### Task goal
Repeat each line exactly, leaving nothing out.

### Available records
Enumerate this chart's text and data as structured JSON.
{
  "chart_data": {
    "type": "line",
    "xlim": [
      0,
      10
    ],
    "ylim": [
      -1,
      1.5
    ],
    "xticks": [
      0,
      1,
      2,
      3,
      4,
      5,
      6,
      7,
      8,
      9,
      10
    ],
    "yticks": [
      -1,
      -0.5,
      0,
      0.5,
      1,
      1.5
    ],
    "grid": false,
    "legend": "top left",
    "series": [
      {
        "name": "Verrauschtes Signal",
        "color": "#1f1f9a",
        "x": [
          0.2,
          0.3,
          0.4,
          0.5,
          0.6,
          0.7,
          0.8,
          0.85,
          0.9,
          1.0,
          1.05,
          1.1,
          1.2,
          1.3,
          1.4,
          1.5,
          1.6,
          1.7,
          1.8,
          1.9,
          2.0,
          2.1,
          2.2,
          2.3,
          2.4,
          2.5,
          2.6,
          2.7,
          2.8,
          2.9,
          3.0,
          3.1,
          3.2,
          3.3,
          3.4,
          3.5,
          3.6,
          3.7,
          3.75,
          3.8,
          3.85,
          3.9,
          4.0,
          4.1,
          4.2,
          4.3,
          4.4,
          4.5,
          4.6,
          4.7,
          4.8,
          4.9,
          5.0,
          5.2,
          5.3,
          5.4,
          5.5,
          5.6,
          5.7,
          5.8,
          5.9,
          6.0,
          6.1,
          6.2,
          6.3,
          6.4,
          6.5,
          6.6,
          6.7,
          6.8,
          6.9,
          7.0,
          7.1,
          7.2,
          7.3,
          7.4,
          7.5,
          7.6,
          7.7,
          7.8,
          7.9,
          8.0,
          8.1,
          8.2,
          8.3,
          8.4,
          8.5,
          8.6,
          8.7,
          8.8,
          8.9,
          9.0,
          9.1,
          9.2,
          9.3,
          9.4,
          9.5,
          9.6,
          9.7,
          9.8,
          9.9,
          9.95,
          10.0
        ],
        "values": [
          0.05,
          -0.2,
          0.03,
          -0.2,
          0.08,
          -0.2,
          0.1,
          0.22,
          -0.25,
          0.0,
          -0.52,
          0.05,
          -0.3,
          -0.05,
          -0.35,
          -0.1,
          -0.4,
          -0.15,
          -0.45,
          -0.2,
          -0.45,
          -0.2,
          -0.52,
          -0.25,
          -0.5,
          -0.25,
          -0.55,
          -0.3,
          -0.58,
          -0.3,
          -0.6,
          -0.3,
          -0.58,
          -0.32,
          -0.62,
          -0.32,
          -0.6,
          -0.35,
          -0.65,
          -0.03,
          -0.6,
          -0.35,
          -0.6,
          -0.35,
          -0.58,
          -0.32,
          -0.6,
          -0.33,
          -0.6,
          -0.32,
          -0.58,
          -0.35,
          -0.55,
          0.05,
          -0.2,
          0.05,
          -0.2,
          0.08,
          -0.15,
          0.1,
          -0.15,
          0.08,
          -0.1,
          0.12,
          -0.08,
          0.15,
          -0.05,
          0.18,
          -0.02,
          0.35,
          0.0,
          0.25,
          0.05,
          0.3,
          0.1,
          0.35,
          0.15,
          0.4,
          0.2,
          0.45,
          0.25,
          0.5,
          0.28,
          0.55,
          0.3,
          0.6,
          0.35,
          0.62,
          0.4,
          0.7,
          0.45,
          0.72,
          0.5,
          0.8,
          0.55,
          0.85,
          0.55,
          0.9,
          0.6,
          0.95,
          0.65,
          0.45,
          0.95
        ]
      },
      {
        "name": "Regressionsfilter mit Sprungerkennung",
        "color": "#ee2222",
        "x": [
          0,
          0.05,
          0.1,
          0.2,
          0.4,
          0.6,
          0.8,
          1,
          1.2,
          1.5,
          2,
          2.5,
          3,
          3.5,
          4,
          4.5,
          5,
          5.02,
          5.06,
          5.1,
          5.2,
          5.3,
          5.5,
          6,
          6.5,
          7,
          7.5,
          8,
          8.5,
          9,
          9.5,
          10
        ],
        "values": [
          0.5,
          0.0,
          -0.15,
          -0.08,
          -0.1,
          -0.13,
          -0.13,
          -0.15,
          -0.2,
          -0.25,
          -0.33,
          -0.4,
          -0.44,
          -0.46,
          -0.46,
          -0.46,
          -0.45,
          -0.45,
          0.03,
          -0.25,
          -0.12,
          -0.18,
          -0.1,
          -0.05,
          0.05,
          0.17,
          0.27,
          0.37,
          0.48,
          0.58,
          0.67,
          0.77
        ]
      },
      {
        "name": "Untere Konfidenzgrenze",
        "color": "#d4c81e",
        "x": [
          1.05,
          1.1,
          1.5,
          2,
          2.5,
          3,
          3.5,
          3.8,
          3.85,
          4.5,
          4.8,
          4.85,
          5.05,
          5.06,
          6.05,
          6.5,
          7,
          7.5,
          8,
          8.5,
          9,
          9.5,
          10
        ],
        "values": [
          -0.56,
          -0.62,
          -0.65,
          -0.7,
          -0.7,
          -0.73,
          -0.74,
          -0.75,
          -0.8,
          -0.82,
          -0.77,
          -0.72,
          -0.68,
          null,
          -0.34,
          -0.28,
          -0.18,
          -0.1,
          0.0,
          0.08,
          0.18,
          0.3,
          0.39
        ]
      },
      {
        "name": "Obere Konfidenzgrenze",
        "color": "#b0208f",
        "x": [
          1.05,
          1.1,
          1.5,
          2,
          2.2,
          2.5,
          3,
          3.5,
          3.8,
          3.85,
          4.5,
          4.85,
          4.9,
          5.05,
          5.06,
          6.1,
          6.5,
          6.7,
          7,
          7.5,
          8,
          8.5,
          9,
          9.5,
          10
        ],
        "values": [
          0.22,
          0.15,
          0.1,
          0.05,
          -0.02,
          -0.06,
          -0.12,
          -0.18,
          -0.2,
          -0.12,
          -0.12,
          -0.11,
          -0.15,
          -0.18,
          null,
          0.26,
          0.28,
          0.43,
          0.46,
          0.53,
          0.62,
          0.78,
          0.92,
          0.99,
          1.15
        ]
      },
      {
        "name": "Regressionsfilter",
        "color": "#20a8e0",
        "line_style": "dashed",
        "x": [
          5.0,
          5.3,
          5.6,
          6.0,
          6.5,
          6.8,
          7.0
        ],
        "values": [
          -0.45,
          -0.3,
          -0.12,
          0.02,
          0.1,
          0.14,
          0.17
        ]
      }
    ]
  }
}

### Finished task
Enumerate this chart's text and data as structured JSON.
{
  "chart_data": {
    "type": "line",
    "xlim": [
      0,
      10
    ],
    "ylim": [
      -1,
      1.5
    ],
    "xticks": [
      0,
      1,
      2,
      3,
      4,
      5,
      6,
      7,
      8,
      9,
      10
    ],
    "yticks": [
      -1,
      -0.5,
      0,
      0.5,
      1,
      1.5
    ],
    "grid": false,
    "legend": "top left",
    "series": [
      {
        "name": "Verrauschtes Signal",
        "color": "#1f1f9a",
        "x": [
          0.2,
          0.3,
          0.4,
          0.5,
          0.6,
          0.7,
          0.8,
          0.85,
          0.9,
          1.0,
          1.05,
          1.1,
          1.2,
          1.3,
          1.4,
          1.5,
          1.6,
          1.7,
          1.8,
          1.9,
          2.0,
          2.1,
          2.2,
          2.3,
          2.4,
          2.5,
          2.6,
          2.7,
          2.8,
          2.9,
          3.0,
          3.1,
          3.2,
          3.3,
          3.4,
          3.5,
          3.6,
          3.7,
          3.75,
          3.8,
          3.85,
          3.9,
          4.0,
          4.1,
          4.2,
          4.3,
          4.4,
          4.5,
          4.6,
          4.7,
          4.8,
          4.9,
          5.0,
          5.2,
          5.3,
          5.4,
          5.5,
          5.6,
          5.7,
          5.8,
          5.9,
          6.0,
          6.1,
          6.2,
          6.3,
          6.4,
          6.5,
          6.6,
          6.7,
          6.8,
          6.9,
          7.0,
          7.1,
          7.2,
          7.3,
          7.4,
          7.5,
          7.6,
          7.7,
          7.8,
          7.9,
          8.0,
          8.1,
          8.2,
          8.3,
          8.4,
          8.5,
          8.6,
          8.7,
          8.8,
          8.9,
          9.0,
          9.1,
          9.2,
          9.3,
          9.4,
          9.5,
          9.6,
          9.7,
          9.8,
          9.9,
          9.95,
          10.0
        ],
        "values": [
          0.05,
          -0.2,
          0.03,
          -0.2,
          0.08,
          -0.2,
          0.1,
          0.22,
          -0.25,
          0.0,
          -0.52,
          0.05,
          -0.3,
          -0.05,
          -0.35,
          -0.1,
          -0.4,
          -0.15,
          -0.45,
          -0.2,
          -0.45,
          -0.2,
          -0.52,
          -0.25,
          -0.5,
          -0.25,
          -0.55,
          -0.3,
          -0.58,
          -0.3,
          -0.6,
          -0.3,
          -0.58,
          -0.32,
          -0.62,
          -0.32,
          -0.6,
          -0.35,
          -0.65,
          -0.03,
          -0.6,
          -0.35,
          -0.6,
          -0.35,
          -0.58,
          -0.32,
          -0.6,
          -0.33,
          -0.6,
          -0.32,
          -0.58,
          -0.35,
          -0.55,
          0.05,
          -0.2,
          0.05,
          -0.2,
          0.08,
          -0.15,
          0.1,
          -0.15,
          0.08,
          -0.1,
          0.12,
          -0.08,
          0.15,
          -0.05,
          0.18,
          -0.02,
          0.35,
          0.0,
          0.25,
          0.05,
          0.3,
          0.1,
          0.35,
          0.15,
          0.4,
          0.2,
          0.45,
          0.25,
          0.5,
          0.28,
          0.55,
          0.3,
          0.6,
          0.35,
          0.62,
          0.4,
          0.7,
          0.45,
          0.72,
          0.5,
          0.8,
          0.55,
          0.85,
          0.55,
          0.9,
          0.6,
          0.95,
          0.65,
          0.45,
          0.95
        ]
      },
      {
        "name": "Regressionsfilter mit Sprungerkennung",
        "color": "#ee2222",
        "x": [
          0,
          0.05,
          0.1,
          0.2,
          0.4,
          0.6,
          0.8,
          1,
          1.2,
          1.5,
          2,
          2.5,
          3,
          3.5,
          4,
          4.5,
          5,
          5.02,
          5.06,
          5.1,
          5.2,
          5.3,
          5.5,
          6,
          6.5,
          7,
          7.5,
          8,
          8.5,
          9,
          9.5,
          10
        ],
        "values": [
          0.5,
          0.0,
          -0.15,
          -0.08,
          -0.1,
          -0.13,
          -0.13,
          -0.15,
          -0.2,
          -0.25,
          -0.33,
          -0.4,
          -0.44,
          -0.46,
          -0.46,
          -0.46,
          -0.45,
          -0.45,
          0.03,
          -0.25,
          -0.12,
          -0.18,
          -0.1,
          -0.05,
          0.05,
          0.17,
          0.27,
          0.37,
          0.48,
          0.58,
          0.67,
          0.77
        ]
      },
      {
        "name": "Untere Konfidenzgrenze",
        "color": "#d4c81e",
        "x": [
          1.05,
          1.1,
          1.5,
          2,
          2.5,
          3,
          3.5,
          3.8,
          3.85,
          4.5,
          4.8,
          4.85,
          5.05,
          5.06,
          6.05,
          6.5,
          7,
          7.5,
          8,
          8.5,
          9,
          9.5,
          10
        ],
        "values": [
          -0.56,
          -0.62,
          -0.65,
          -0.7,
          -0.7,
          -0.73,
          -0.74,
          -0.75,
          -0.8,
          -0.82,
          -0.77,
          -0.72,
          -0.68,
          null,
          -0.34,
          -0.28,
          -0.18,
          -0.1,
          0.0,
          0.08,
          0.18,
          0.3,
          0.39
        ]
      },
      {
        "name": "Obere Konfidenzgrenze",
        "color": "#b0208f",
        "x": [
          1.05,
          1.1,
          1.5,
          2,
          2.2,
          2.5,
          3,
          3.5,
          3.8,
          3.85,
          4.5,
          4.85,
          4.9,
          5.05,
          5.06,
          6.1,
          6.5,
          6.7,
          7,
          7.5,
          8,
          8.5,
          9,
          9.5,
          10
        ],
        "values": [
          0.22,
          0.15,
          0.1,
          0.05,
          -0.02,
          -0.06,
          -0.12,
          -0.18,
          -0.2,
          -0.12,
          -0.12,
          -0.11,
          -0.15,
          -0.18,
          null,
          0.26,
          0.28,
          0.43,
          0.46,
          0.53,
          0.62,
          0.78,
          0.92,
          0.99,
          1.15
        ]
      },
      {
        "name": "Regressionsfilter",
        "color": "#20a8e0",
        "line_style": "dashed",
        "x": [
          5.0,
          5.3,
          5.6,
          6.0,
          6.5,
          6.8,
          7.0
        ],
        "values": [
          -0.45,
          -0.3,
          -0.12,
          0.02,
          0.1,
          0.14,
          0.17
        ]
      }
    ]
  }
}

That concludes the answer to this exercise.